─── Supplied material

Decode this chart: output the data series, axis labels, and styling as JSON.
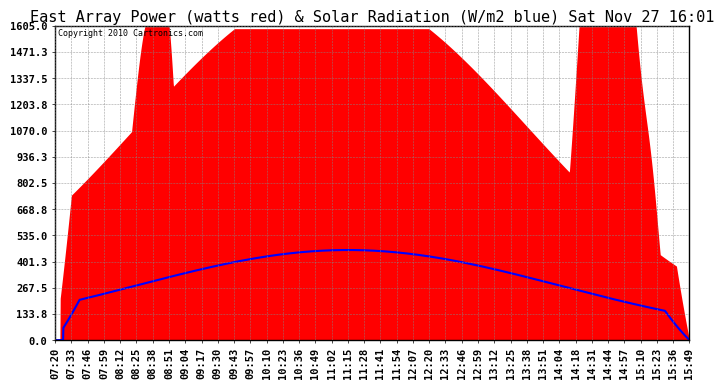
{
  "title": "East Array Power (watts red) & Solar Radiation (W/m2 blue) Sat Nov 27 16:01",
  "copyright": "Copyright 2010 Cartronics.com",
  "yticks": [
    0.0,
    133.8,
    267.5,
    401.3,
    535.0,
    668.8,
    802.5,
    936.3,
    1070.0,
    1203.8,
    1337.5,
    1471.3,
    1605.0
  ],
  "ytick_labels": [
    "0.0",
    "133.8",
    "267.5",
    "401.3",
    "535.0",
    "668.8",
    "802.5",
    "936.3",
    "1070.0",
    "1203.8",
    "1337.5",
    "1471.3",
    "1605.0"
  ],
  "ylim": [
    0.0,
    1605.0
  ],
  "xtick_labels": [
    "07:20",
    "07:33",
    "07:46",
    "07:59",
    "08:12",
    "08:25",
    "08:38",
    "08:51",
    "09:04",
    "09:17",
    "09:30",
    "09:43",
    "09:57",
    "10:10",
    "10:23",
    "10:36",
    "10:49",
    "11:02",
    "11:15",
    "11:28",
    "11:41",
    "11:54",
    "12:07",
    "12:20",
    "12:33",
    "12:46",
    "12:59",
    "13:12",
    "13:25",
    "13:38",
    "13:51",
    "14:04",
    "14:18",
    "14:31",
    "14:44",
    "14:57",
    "15:10",
    "15:23",
    "15:36",
    "15:49"
  ],
  "bg_color": "#ffffff",
  "plot_bg_color": "#ffffff",
  "grid_color": "#888888",
  "red_color": "#ff0000",
  "blue_color": "#0000ff",
  "title_fontsize": 11,
  "tick_fontsize": 7.5
}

──────

Stated task: Your task is to reproduce all of the material exactly. The pictures stay out.

Exercise output:
Decode this chart: output the data series, axis labels, and styling as JSON.
{
  "title": "East Array Power (watts red) & Solar Radiation (W/m2 blue) Sat Nov 27 16:01",
  "copyright": "Copyright 2010 Cartronics.com",
  "yticks": [
    0.0,
    133.8,
    267.5,
    401.3,
    535.0,
    668.8,
    802.5,
    936.3,
    1070.0,
    1203.8,
    1337.5,
    1471.3,
    1605.0
  ],
  "ytick_labels": [
    "0.0",
    "133.8",
    "267.5",
    "401.3",
    "535.0",
    "668.8",
    "802.5",
    "936.3",
    "1070.0",
    "1203.8",
    "1337.5",
    "1471.3",
    "1605.0"
  ],
  "ylim": [
    0.0,
    1605.0
  ],
  "xtick_labels": [
    "07:20",
    "07:33",
    "07:46",
    "07:59",
    "08:12",
    "08:25",
    "08:38",
    "08:51",
    "09:04",
    "09:17",
    "09:30",
    "09:43",
    "09:57",
    "10:10",
    "10:23",
    "10:36",
    "10:49",
    "11:02",
    "11:15",
    "11:28",
    "11:41",
    "11:54",
    "12:07",
    "12:20",
    "12:33",
    "12:46",
    "12:59",
    "13:12",
    "13:25",
    "13:38",
    "13:51",
    "14:04",
    "14:18",
    "14:31",
    "14:44",
    "14:57",
    "15:10",
    "15:23",
    "15:36",
    "15:49"
  ],
  "bg_color": "#ffffff",
  "plot_bg_color": "#ffffff",
  "grid_color": "#888888",
  "red_color": "#ff0000",
  "blue_color": "#0000ff",
  "title_fontsize": 11,
  "tick_fontsize": 7.5
}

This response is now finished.